- WHAT TO PRODUCE
Here are some records; return them all exactly.

- DATA PROVIDED
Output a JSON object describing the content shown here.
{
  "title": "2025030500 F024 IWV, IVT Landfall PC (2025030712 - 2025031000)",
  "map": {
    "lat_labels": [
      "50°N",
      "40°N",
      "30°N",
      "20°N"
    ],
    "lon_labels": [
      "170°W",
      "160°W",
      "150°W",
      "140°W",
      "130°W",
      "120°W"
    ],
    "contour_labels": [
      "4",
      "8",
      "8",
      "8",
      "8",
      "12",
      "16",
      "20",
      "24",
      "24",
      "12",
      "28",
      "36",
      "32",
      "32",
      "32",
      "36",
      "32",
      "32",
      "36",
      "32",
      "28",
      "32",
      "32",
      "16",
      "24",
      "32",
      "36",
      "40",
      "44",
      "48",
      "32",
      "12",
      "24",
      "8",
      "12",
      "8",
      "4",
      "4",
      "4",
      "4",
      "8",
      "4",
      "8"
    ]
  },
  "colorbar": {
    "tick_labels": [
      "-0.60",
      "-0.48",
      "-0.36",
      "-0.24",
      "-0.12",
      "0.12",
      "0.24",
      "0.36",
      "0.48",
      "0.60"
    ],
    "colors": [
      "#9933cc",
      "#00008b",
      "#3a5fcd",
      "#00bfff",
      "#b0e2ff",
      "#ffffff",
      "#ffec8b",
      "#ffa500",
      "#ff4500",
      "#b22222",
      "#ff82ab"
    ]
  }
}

- RESULT FOR THIS EXERCISE
Output a JSON object describing the content shown here.
{
  "title": "2025030500 F024 IWV, IVT Landfall PC (2025030712 - 2025031000)",
  "map": {
    "lat_labels": [
      "50°N",
      "40°N",
      "30°N",
      "20°N"
    ],
    "lon_labels": [
      "170°W",
      "160°W",
      "150°W",
      "140°W",
      "130°W",
      "120°W"
    ],
    "contour_labels": [
      "4",
      "8",
      "8",
      "8",
      "8",
      "12",
      "16",
      "20",
      "24",
      "24",
      "12",
      "28",
      "36",
      "32",
      "32",
      "32",
      "36",
      "32",
      "32",
      "36",
      "32",
      "28",
      "32",
      "32",
      "16",
      "24",
      "32",
      "36",
      "40",
      "44",
      "48",
      "32",
      "12",
      "24",
      "8",
      "12",
      "8",
      "4",
      "4",
      "4",
      "4",
      "8",
      "4",
      "8"
    ]
  },
  "colorbar": {
    "tick_labels": [
      "-0.60",
      "-0.48",
      "-0.36",
      "-0.24",
      "-0.12",
      "0.12",
      "0.24",
      "0.36",
      "0.48",
      "0.60"
    ],
    "colors": [
      "#9933cc",
      "#00008b",
      "#3a5fcd",
      "#00bfff",
      "#b0e2ff",
      "#ffffff",
      "#ffec8b",
      "#ffa500",
      "#ff4500",
      "#b22222",
      "#ff82ab"
    ]
  }
}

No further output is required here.